▸ What you should do: Copy out the lines of the material below verbatim. Begin at the line that contains "x-tick-label: 1 [802,343,808,355]" and stop after the line that contains "data-point [335,225,343,232]".

[Layout records]
..............................

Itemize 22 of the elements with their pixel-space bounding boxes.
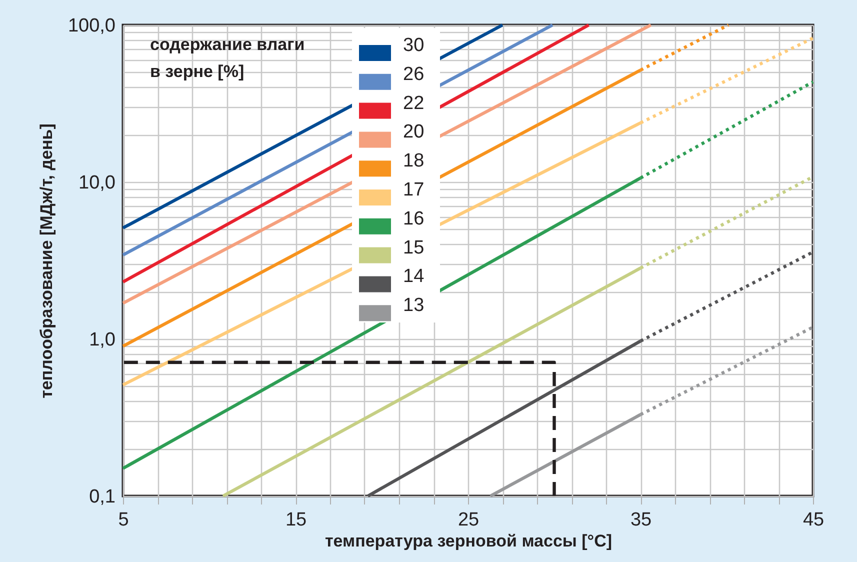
legend-title: содержание влаги в зерне [%] bbox=[150, 35, 305, 81]
legend-label: 26 bbox=[403, 64, 424, 85]
y-axis-title: теплообразование [МДж/т, день] bbox=[36, 124, 56, 398]
legend-label: 18 bbox=[403, 150, 424, 172]
x-tick-label: 5 bbox=[118, 510, 129, 530]
legend-label: 20 bbox=[403, 122, 424, 143]
y-tick-label: 100,0 bbox=[68, 16, 116, 36]
legend-label: 13 bbox=[403, 295, 424, 316]
legend-label: 15 bbox=[403, 237, 424, 258]
legend-label: 22 bbox=[403, 92, 424, 114]
x-tick-label: 15 bbox=[285, 510, 307, 530]
legend-label: 30 bbox=[403, 35, 424, 56]
legend-label: 17 bbox=[403, 180, 424, 200]
y-tick-label: 0,1 bbox=[89, 486, 116, 508]
y-tick-label: 10,0 bbox=[78, 172, 116, 194]
y-tick-label: 1,0 bbox=[89, 330, 116, 350]
legend-label: 16 bbox=[403, 208, 424, 230]
x-tick-label: 35 bbox=[630, 510, 652, 530]
x-axis-title: температура зерновой массы [°C] bbox=[324, 532, 612, 550]
legend-label: 14 bbox=[403, 266, 425, 288]
x-tick-label: 25 bbox=[458, 510, 480, 530]
x-tick-label: 45 bbox=[802, 510, 824, 530]
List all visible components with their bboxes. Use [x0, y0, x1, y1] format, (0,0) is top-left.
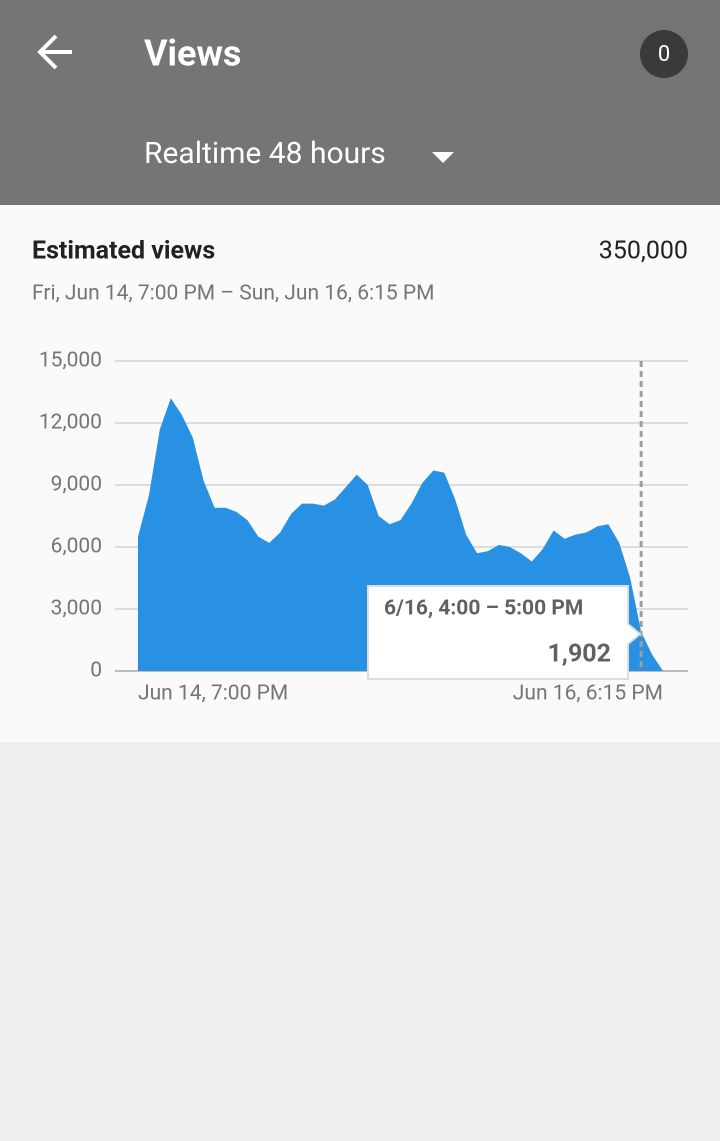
card-range: Fri, Jun 14, 7:00 PM – Sun, Jun 16, 6:15…: [32, 282, 435, 306]
y-tick-label: 6,000: [51, 535, 102, 559]
x-tick-label: Jun 16, 6:15 PM: [513, 682, 663, 706]
badge[interactable]: [640, 30, 688, 78]
back-button[interactable]: [37, 34, 72, 70]
period-dropdown[interactable]: Realtime 48 hours: [144, 136, 386, 171]
dropdown-arrow[interactable]: [432, 152, 454, 163]
y-tick-label: 12,000: [39, 411, 102, 435]
tooltip-label: 6/16, 4:00 – 5:00 PM: [384, 597, 583, 621]
chart: 0 3,000 6,000 9,000 12,000 15,000 Jun 14, 7:00…: [39, 349, 688, 706]
app-title: Views: [144, 33, 241, 75]
card-title: Estimated views: [32, 237, 215, 266]
badge-count[interactable]: 0: [658, 42, 670, 67]
y-tick-label: 0: [90, 659, 102, 683]
tooltip-value: 1,902: [547, 640, 611, 669]
card-total: 350,000: [599, 237, 688, 266]
y-tick-label: 3,000: [51, 597, 102, 621]
app-bar: [0, 0, 720, 205]
y-tick-label: 15,000: [39, 349, 102, 373]
back-icon[interactable]: [37, 34, 72, 70]
x-tick-label: Jun 14, 7:00 PM: [138, 682, 288, 706]
y-tick-label: 9,000: [51, 473, 102, 497]
tooltip-box: [367, 585, 642, 680]
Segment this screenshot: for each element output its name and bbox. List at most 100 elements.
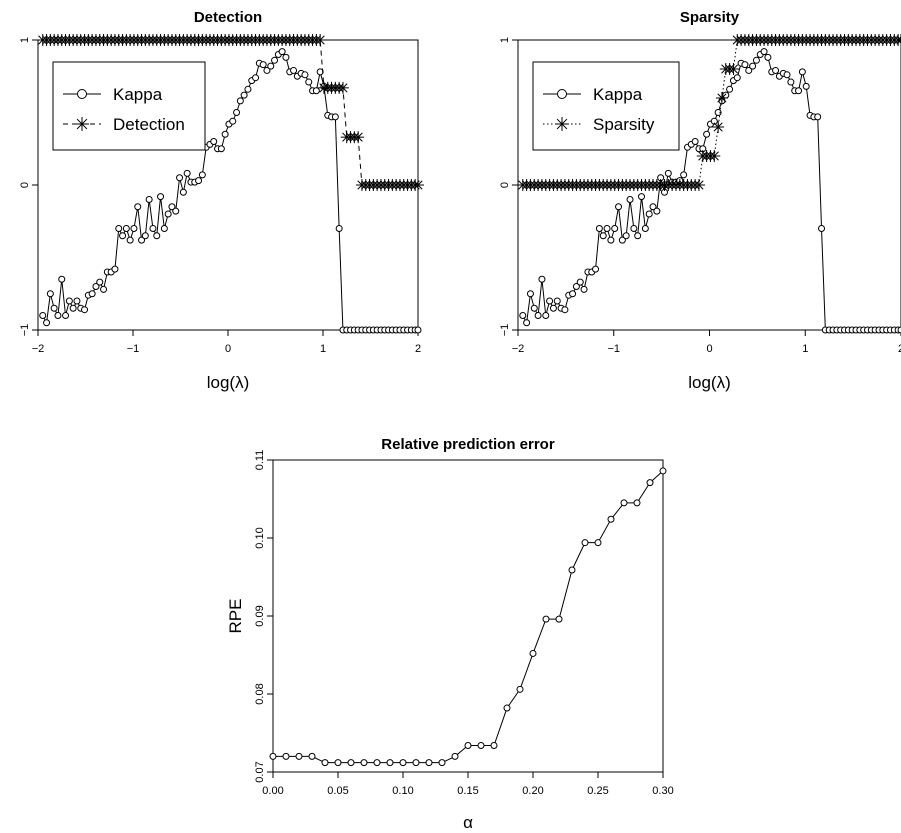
x-tick-label: 1 [802,343,808,355]
data-point [664,169,672,177]
data-point [895,34,901,46]
data-point [267,62,275,70]
data-point [622,232,630,240]
data-point [733,74,741,82]
chart-3: Relative prediction error 0.00 0.05 0.10 0.1… [226,436,674,832]
data-point [576,278,584,286]
y-tick-label: 0 [19,182,31,188]
y-tick-label: −1 [499,324,511,337]
data-point [217,145,225,153]
data-point [653,207,661,215]
data-point [414,326,422,334]
data-point [335,225,343,232]
data-point [490,741,498,749]
data-point [630,225,638,232]
data-point [529,649,537,657]
data-point [153,232,161,240]
data-point [519,312,527,319]
data-point [714,109,722,116]
data-point [615,203,623,211]
data-point [620,499,628,507]
x-tick-label: 2 [415,343,421,355]
x-tick-label: 0 [706,343,712,355]
data-point [314,34,327,46]
data-point [160,225,168,232]
data-point [347,759,355,767]
x-axis-label: log(λ) [688,373,731,392]
data-point [312,87,320,95]
data-point [412,759,420,767]
data-point [542,312,550,319]
data-point [360,759,368,767]
data-point [569,290,577,298]
data-point [221,130,229,138]
legend-marker [77,89,87,99]
data-point [691,138,699,145]
data-point [240,91,248,99]
data-point [321,759,329,767]
data-point [141,232,149,240]
data-point [81,306,89,314]
data-point [183,169,191,177]
data-point [523,319,531,327]
data-point [464,741,472,749]
data-point [760,48,768,56]
data-point [572,283,580,290]
x-tick-label: 0.05 [327,785,348,797]
data-point [88,290,96,298]
x-tick-label: −2 [32,343,45,355]
series-kappa [39,48,422,334]
data-point [814,113,822,121]
data-point [290,66,298,74]
data-point [111,265,119,273]
x-tick-label: 0 [225,343,231,355]
y-tick-label: 0.07 [254,761,266,782]
data-point [680,171,688,179]
series-line [273,470,664,764]
data-point [236,97,244,105]
data-point [252,74,260,82]
data-point [263,66,271,74]
data-point [331,113,339,121]
data-point [438,759,446,767]
data-point [301,71,309,79]
data-point [722,91,730,99]
legend-label: Detection [113,115,185,134]
x-tick-label: 2 [898,343,901,355]
data-point [54,312,62,319]
data-point [451,752,459,760]
data-point [580,285,588,293]
data-point [503,704,511,712]
y-tick-label: 0.09 [254,605,266,626]
data-point [130,225,138,232]
data-point [634,232,642,240]
x-tick-label: −1 [607,343,620,355]
data-point [607,515,615,523]
data-point [727,63,740,75]
legend-marker [557,89,567,99]
data-point [708,150,721,162]
x-tick-label: 1 [320,343,326,355]
data-point [703,130,711,138]
data-point [568,566,576,574]
data-point [126,236,134,244]
y-tick-label: 1 [19,37,31,43]
data-point [50,304,58,312]
x-tick-label: −2 [512,343,525,355]
data-point [516,685,524,693]
data-point [477,741,485,749]
x-tick-label: 0.20 [522,785,543,797]
chart-title: Sparsity [680,9,740,26]
data-point [62,312,70,319]
x-tick-label: 0.15 [457,785,478,797]
data-point [122,225,130,232]
data-point [783,71,791,79]
x-tick-label: −1 [127,343,140,355]
data-point [271,56,279,64]
data-point [176,174,184,182]
series-detection [36,34,424,191]
data-point [802,82,810,90]
x-tick-label: 0.10 [392,785,413,797]
data-point [39,312,47,319]
data-point [897,326,901,334]
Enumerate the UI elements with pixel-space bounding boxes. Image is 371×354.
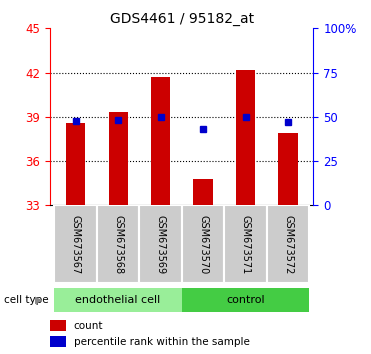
Text: control: control: [226, 295, 265, 305]
Text: endothelial cell: endothelial cell: [75, 295, 161, 305]
Bar: [279, 133, 298, 205]
Bar: [267, 205, 309, 283]
Bar: [224, 205, 267, 283]
Text: ▶: ▶: [35, 295, 43, 305]
Bar: [139, 205, 182, 283]
Text: percentile rank within the sample: percentile rank within the sample: [74, 337, 250, 347]
Text: GSM673567: GSM673567: [70, 215, 81, 274]
Bar: [50, 320, 66, 331]
Bar: [54, 288, 182, 312]
Bar: [151, 77, 170, 205]
Text: GSM673569: GSM673569: [155, 215, 165, 274]
Bar: [108, 113, 128, 205]
Bar: [50, 336, 66, 347]
Bar: [66, 123, 85, 205]
Bar: [182, 288, 309, 312]
Bar: [236, 70, 255, 205]
Title: GDS4461 / 95182_at: GDS4461 / 95182_at: [110, 12, 254, 26]
Bar: [54, 205, 97, 283]
Text: GSM673570: GSM673570: [198, 215, 208, 274]
Bar: [182, 205, 224, 283]
Text: count: count: [74, 321, 103, 331]
Bar: [193, 179, 213, 205]
Text: GSM673568: GSM673568: [113, 215, 123, 274]
Text: cell type: cell type: [4, 295, 48, 305]
Bar: [97, 205, 139, 283]
Text: GSM673572: GSM673572: [283, 215, 293, 274]
Text: GSM673571: GSM673571: [240, 215, 250, 274]
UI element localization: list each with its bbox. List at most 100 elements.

..............................

▸ Full output:
x-tick-label: 1 [802,343,808,355]
data-point [664,169,672,177]
data-point [895,34,901,46]
data-point [267,62,275,70]
data-point [622,232,630,240]
data-point [733,74,741,82]
chart-3: Relative prediction error 0.00 0.05 0.10 0.1… [226,436,674,832]
data-point [576,278,584,286]
y-tick-label: 0 [19,182,31,188]
y-tick-label: −1 [499,324,511,337]
data-point [217,145,225,153]
data-point [653,207,661,215]
data-point [414,326,422,334]
data-point [335,225,343,232]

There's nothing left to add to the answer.